• _Extract to read_:
++++++

Why Theory Y is now more important than ever before


Rising unemployment, increasing questions being raised on the role of big companies, real wages coming down day after day, and massive mechanization are some realities we have to live with. This is actually a big time for more progressive HR practices. One of which is called the Theory Y approach. This article discusses this in detail.

Introduction

On the one hand, we have the Government of India itself teaching the easiest way to reduce labor costs, which are actually less than 3% of sales turnover of most companies. Yet, this is one item of expenditure that catches the eyes of any industrialist and every so-called "Management Consultant'. While it is nobody's case that irresponsible workmen with social vices and negative attitudes, absenting themselves for months on end, should be shown the door, shutting the door on regular and permanent employment has actually only increased the employment of hapless poorly paid staff, who call unwilling customers at any time of the day or night, pleading with them to opt for "personal loans" or debit cards, or credit cards or whatever of so many banks. Yes, the banks have come to the streets as the credit portfolio is shrinking. They can't give loans to the contract and casual employees who are on roll, and also form the bulk of new employees. This is the crux of the atrocious and obnoxious NEEM scheme, where workmen are not even given PF or ESI.

That, in short, is what we have already come to. Given this reality of life, is it not pertinent to examine what can be done to existing manpower? Those with an applied psychology background would be knowing a very famous Douglas McGregor's Theory X and Theory Y. This behavioral scientist who taught at the Sloan School of Management sought to highlight what needs to be done by any modern Management. This message is now relevant than ever before.

This article is an attempt to explain the reasons. Here, the focus is on a) The workmen always look up for recognition and achievement b) Money does make a difference but not the only difference c) The modern workplace has enough scope for Theory Y d) Involving the families is important too and e) Theory Y banks on progressive mindsets of employers.

The workmen always look up for recognition and achievement

The workmen in any modern organization, on regular rolls, since the 1990s are a different bunch of people. They themselves understand the power of smartphones and the internet. These also understand the ATMs and the net banking facilities and the value of time. The precise reason why a growing tribe of workmen supports their wives who run small businesses, immediately after they rush home. That is if the workplace is without any challenge and Managers bark at them. This is the typical Theory X approach, where the Managers believe that workmen are very lazy and need to be "disciplined".

++++++

• _Material provided_:

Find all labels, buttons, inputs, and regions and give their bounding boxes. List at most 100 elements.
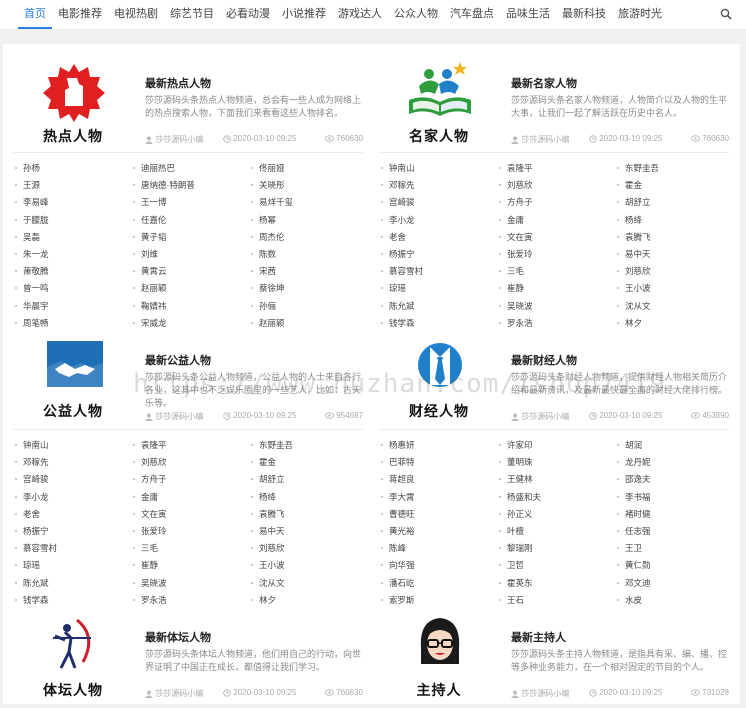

++++++

• _Work instructions_: Reproduce, word for word, the part of the Theory Y article above from "That, in short, is" to "than ever before.".

• _Task response_:
That, in short, is what we have already come to. Given this reality of life, is it not pertinent to examine what can be done to existing manpower? Those with an applied psychology background would be knowing a very famous Douglas McGregor's Theory X and Theory Y. This behavioral scientist who taught at the Sloan School of Management sought to highlight what needs to be done by any modern Management. This message is now relevant than ever before.